> [Task requirements]:
Every line of the data must be copied exactly.

-------- Information provided

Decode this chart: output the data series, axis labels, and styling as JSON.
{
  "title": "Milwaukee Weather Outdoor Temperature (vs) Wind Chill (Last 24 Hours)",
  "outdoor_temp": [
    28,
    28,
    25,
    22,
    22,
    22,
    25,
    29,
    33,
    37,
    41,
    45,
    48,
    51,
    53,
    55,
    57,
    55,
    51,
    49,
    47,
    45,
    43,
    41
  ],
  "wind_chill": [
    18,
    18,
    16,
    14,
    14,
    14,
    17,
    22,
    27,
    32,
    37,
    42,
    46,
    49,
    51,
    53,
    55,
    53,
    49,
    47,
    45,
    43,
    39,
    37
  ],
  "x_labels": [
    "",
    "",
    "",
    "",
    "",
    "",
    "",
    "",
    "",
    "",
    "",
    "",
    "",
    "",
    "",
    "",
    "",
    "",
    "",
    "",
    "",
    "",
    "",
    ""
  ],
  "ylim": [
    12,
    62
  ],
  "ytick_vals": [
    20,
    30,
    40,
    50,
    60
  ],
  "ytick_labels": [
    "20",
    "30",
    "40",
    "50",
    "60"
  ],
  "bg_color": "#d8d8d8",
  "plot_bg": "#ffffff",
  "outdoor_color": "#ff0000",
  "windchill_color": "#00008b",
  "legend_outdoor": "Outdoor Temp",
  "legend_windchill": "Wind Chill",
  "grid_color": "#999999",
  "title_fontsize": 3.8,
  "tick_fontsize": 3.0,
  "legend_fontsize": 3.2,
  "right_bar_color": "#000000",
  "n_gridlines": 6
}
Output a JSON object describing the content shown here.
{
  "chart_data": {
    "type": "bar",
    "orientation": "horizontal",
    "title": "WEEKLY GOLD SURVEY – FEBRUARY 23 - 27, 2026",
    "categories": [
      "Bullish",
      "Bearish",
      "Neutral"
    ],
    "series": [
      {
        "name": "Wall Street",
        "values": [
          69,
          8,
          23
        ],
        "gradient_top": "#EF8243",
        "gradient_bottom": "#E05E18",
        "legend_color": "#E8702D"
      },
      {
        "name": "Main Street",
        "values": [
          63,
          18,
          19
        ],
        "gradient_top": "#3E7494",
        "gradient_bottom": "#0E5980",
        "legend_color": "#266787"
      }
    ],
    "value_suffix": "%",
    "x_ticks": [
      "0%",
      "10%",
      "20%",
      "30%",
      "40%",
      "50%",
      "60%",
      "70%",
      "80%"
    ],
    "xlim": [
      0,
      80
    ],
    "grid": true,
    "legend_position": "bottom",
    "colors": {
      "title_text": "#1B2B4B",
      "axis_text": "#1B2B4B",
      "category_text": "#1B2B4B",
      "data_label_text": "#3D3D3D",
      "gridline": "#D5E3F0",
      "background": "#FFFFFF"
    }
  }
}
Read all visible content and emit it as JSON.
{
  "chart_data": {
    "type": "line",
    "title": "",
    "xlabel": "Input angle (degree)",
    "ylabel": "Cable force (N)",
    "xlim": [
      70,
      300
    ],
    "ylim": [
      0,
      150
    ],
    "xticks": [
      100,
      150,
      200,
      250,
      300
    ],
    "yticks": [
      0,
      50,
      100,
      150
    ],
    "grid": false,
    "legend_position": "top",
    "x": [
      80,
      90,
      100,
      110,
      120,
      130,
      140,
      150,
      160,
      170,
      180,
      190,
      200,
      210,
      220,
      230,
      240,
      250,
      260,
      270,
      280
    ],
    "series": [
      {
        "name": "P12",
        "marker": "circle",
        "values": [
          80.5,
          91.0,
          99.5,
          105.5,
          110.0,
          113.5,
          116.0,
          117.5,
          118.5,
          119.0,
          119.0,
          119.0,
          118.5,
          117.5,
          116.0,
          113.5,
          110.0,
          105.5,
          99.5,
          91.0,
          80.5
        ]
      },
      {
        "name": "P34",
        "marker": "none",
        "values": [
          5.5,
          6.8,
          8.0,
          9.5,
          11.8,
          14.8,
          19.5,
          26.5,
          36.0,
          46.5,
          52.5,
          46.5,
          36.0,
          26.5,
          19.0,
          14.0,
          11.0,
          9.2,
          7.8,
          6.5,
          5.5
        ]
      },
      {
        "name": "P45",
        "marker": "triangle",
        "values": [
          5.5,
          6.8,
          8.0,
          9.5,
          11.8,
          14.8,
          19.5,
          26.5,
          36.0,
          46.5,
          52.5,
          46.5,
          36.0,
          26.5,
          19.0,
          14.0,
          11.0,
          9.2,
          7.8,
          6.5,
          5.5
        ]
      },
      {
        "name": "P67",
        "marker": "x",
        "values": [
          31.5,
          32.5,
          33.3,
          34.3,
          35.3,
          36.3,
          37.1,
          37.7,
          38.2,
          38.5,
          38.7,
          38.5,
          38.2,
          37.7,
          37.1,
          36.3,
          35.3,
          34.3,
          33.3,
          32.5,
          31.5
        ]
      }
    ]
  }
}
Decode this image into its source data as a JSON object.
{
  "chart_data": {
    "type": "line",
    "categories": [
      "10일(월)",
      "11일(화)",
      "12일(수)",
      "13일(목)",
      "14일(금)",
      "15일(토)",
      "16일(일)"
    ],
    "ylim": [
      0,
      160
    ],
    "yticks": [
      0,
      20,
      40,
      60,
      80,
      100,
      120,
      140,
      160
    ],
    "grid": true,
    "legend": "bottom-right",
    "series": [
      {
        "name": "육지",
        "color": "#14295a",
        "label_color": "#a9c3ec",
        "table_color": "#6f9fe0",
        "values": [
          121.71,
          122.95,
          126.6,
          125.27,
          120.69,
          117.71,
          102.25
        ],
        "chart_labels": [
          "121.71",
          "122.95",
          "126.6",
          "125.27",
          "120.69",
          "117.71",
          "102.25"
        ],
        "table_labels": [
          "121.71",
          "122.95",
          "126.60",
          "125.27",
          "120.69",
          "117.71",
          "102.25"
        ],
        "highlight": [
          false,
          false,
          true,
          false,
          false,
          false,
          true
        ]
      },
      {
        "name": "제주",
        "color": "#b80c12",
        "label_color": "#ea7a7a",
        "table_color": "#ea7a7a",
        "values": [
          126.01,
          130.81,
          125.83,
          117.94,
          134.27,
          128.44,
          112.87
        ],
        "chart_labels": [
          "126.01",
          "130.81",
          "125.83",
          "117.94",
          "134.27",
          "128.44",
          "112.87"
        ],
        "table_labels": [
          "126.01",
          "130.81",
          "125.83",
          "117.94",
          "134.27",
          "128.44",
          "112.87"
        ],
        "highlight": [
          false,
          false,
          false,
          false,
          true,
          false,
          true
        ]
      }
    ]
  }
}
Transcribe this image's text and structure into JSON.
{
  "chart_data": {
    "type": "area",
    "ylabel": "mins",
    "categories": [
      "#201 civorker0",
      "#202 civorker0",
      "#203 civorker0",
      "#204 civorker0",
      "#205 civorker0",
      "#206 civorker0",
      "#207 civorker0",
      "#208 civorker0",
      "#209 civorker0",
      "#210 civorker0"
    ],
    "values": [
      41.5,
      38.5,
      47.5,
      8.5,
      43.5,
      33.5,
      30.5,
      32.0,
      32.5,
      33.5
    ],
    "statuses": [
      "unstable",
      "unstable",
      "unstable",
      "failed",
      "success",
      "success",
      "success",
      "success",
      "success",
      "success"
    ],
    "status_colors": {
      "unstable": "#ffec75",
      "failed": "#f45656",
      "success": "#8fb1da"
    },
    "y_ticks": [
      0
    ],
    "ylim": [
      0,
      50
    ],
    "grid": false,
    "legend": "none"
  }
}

----------------

> [Task answer]:
Decode this chart: output the data series, axis labels, and styling as JSON.
{
  "title": "Milwaukee Weather Outdoor Temperature (vs) Wind Chill (Last 24 Hours)",
  "outdoor_temp": [
    28,
    28,
    25,
    22,
    22,
    22,
    25,
    29,
    33,
    37,
    41,
    45,
    48,
    51,
    53,
    55,
    57,
    55,
    51,
    49,
    47,
    45,
    43,
    41
  ],
  "wind_chill": [
    18,
    18,
    16,
    14,
    14,
    14,
    17,
    22,
    27,
    32,
    37,
    42,
    46,
    49,
    51,
    53,
    55,
    53,
    49,
    47,
    45,
    43,
    39,
    37
  ],
  "x_labels": [
    "",
    "",
    "",
    "",
    "",
    "",
    "",
    "",
    "",
    "",
    "",
    "",
    "",
    "",
    "",
    "",
    "",
    "",
    "",
    "",
    "",
    "",
    "",
    ""
  ],
  "ylim": [
    12,
    62
  ],
  "ytick_vals": [
    20,
    30,
    40,
    50,
    60
  ],
  "ytick_labels": [
    "20",
    "30",
    "40",
    "50",
    "60"
  ],
  "bg_color": "#d8d8d8",
  "plot_bg": "#ffffff",
  "outdoor_color": "#ff0000",
  "windchill_color": "#00008b",
  "legend_outdoor": "Outdoor Temp",
  "legend_windchill": "Wind Chill",
  "grid_color": "#999999",
  "title_fontsize": 3.8,
  "tick_fontsize": 3.0,
  "legend_fontsize": 3.2,
  "right_bar_color": "#000000",
  "n_gridlines": 6
}
Output a JSON object describing the content shown here.
{
  "chart_data": {
    "type": "bar",
    "orientation": "horizontal",
    "title": "WEEKLY GOLD SURVEY – FEBRUARY 23 - 27, 2026",
    "categories": [
      "Bullish",
      "Bearish",
      "Neutral"
    ],
    "series": [
      {
        "name": "Wall Street",
        "values": [
          69,
          8,
          23
        ],
        "gradient_top": "#EF8243",
        "gradient_bottom": "#E05E18",
        "legend_color": "#E8702D"
      },
      {
        "name": "Main Street",
        "values": [
          63,
          18,
          19
        ],
        "gradient_top": "#3E7494",
        "gradient_bottom": "#0E5980",
        "legend_color": "#266787"
      }
    ],
    "value_suffix": "%",
    "x_ticks": [
      "0%",
      "10%",
      "20%",
      "30%",
      "40%",
      "50%",
      "60%",
      "70%",
      "80%"
    ],
    "xlim": [
      0,
      80
    ],
    "grid": true,
    "legend_position": "bottom",
    "colors": {
      "title_text": "#1B2B4B",
      "axis_text": "#1B2B4B",
      "category_text": "#1B2B4B",
      "data_label_text": "#3D3D3D",
      "gridline": "#D5E3F0",
      "background": "#FFFFFF"
    }
  }
}
Read all visible content and emit it as JSON.
{
  "chart_data": {
    "type": "line",
    "title": "",
    "xlabel": "Input angle (degree)",
    "ylabel": "Cable force (N)",
    "xlim": [
      70,
      300
    ],
    "ylim": [
      0,
      150
    ],
    "xticks": [
      100,
      150,
      200,
      250,
      300
    ],
    "yticks": [
      0,
      50,
      100,
      150
    ],
    "grid": false,
    "legend_position": "top",
    "x": [
      80,
      90,
      100,
      110,
      120,
      130,
      140,
      150,
      160,
      170,
      180,
      190,
      200,
      210,
      220,
      230,
      240,
      250,
      260,
      270,
      280
    ],
    "series": [
      {
        "name": "P12",
        "marker": "circle",
        "values": [
          80.5,
          91.0,
          99.5,
          105.5,
          110.0,
          113.5,
          116.0,
          117.5,
          118.5,
          119.0,
          119.0,
          119.0,
          118.5,
          117.5,
          116.0,
          113.5,
          110.0,
          105.5,
          99.5,
          91.0,
          80.5
        ]
      },
      {
        "name": "P34",
        "marker": "none",
        "values": [
          5.5,
          6.8,
          8.0,
          9.5,
          11.8,
          14.8,
          19.5,
          26.5,
          36.0,
          46.5,
          52.5,
          46.5,
          36.0,
          26.5,
          19.0,
          14.0,
          11.0,
          9.2,
          7.8,
          6.5,
          5.5
        ]
      },
      {
        "name": "P45",
        "marker": "triangle",
        "values": [
          5.5,
          6.8,
          8.0,
          9.5,
          11.8,
          14.8,
          19.5,
          26.5,
          36.0,
          46.5,
          52.5,
          46.5,
          36.0,
          26.5,
          19.0,
          14.0,
          11.0,
          9.2,
          7.8,
          6.5,
          5.5
        ]
      },
      {
        "name": "P67",
        "marker": "x",
        "values": [
          31.5,
          32.5,
          33.3,
          34.3,
          35.3,
          36.3,
          37.1,
          37.7,
          38.2,
          38.5,
          38.7,
          38.5,
          38.2,
          37.7,
          37.1,
          36.3,
          35.3,
          34.3,
          33.3,
          32.5,
          31.5
        ]
      }
    ]
  }
}
Decode this image into its source data as a JSON object.
{
  "chart_data": {
    "type": "line",
    "categories": [
      "10일(월)",
      "11일(화)",
      "12일(수)",
      "13일(목)",
      "14일(금)",
      "15일(토)",
      "16일(일)"
    ],
    "ylim": [
      0,
      160
    ],
    "yticks": [
      0,
      20,
      40,
      60,
      80,
      100,
      120,
      140,
      160
    ],
    "grid": true,
    "legend": "bottom-right",
    "series": [
      {
        "name": "육지",
        "color": "#14295a",
        "label_color": "#a9c3ec",
        "table_color": "#6f9fe0",
        "values": [
          121.71,
          122.95,
          126.6,
          125.27,
          120.69,
          117.71,
          102.25
        ],
        "chart_labels": [
          "121.71",
          "122.95",
          "126.6",
          "125.27",
          "120.69",
          "117.71",
          "102.25"
        ],
        "table_labels": [
          "121.71",
          "122.95",
          "126.60",
          "125.27",
          "120.69",
          "117.71",
          "102.25"
        ],
        "highlight": [
          false,
          false,
          true,
          false,
          false,
          false,
          true
        ]
      },
      {
        "name": "제주",
        "color": "#b80c12",
        "label_color": "#ea7a7a",
        "table_color": "#ea7a7a",
        "values": [
          126.01,
          130.81,
          125.83,
          117.94,
          134.27,
          128.44,
          112.87
        ],
        "chart_labels": [
          "126.01",
          "130.81",
          "125.83",
          "117.94",
          "134.27",
          "128.44",
          "112.87"
        ],
        "table_labels": [
          "126.01",
          "130.81",
          "125.83",
          "117.94",
          "134.27",
          "128.44",
          "112.87"
        ],
        "highlight": [
          false,
          false,
          false,
          false,
          true,
          false,
          true
        ]
      }
    ]
  }
}
Transcribe this image's text and structure into JSON.
{
  "chart_data": {
    "type": "area",
    "ylabel": "mins",
    "categories": [
      "#201 civorker0",
      "#202 civorker0",
      "#203 civorker0",
      "#204 civorker0",
      "#205 civorker0",
      "#206 civorker0",
      "#207 civorker0",
      "#208 civorker0",
      "#209 civorker0",
      "#210 civorker0"
    ],
    "values": [
      41.5,
      38.5,
      47.5,
      8.5,
      43.5,
      33.5,
      30.5,
      32.0,
      32.5,
      33.5
    ],
    "statuses": [
      "unstable",
      "unstable",
      "unstable",
      "failed",
      "success",
      "success",
      "success",
      "success",
      "success",
      "success"
    ],
    "status_colors": {
      "unstable": "#ffec75",
      "failed": "#f45656",
      "success": "#8fb1da"
    },
    "y_ticks": [
      0
    ],
    "ylim": [
      0,
      50
    ],
    "grid": false,
    "legend": "none"
  }
}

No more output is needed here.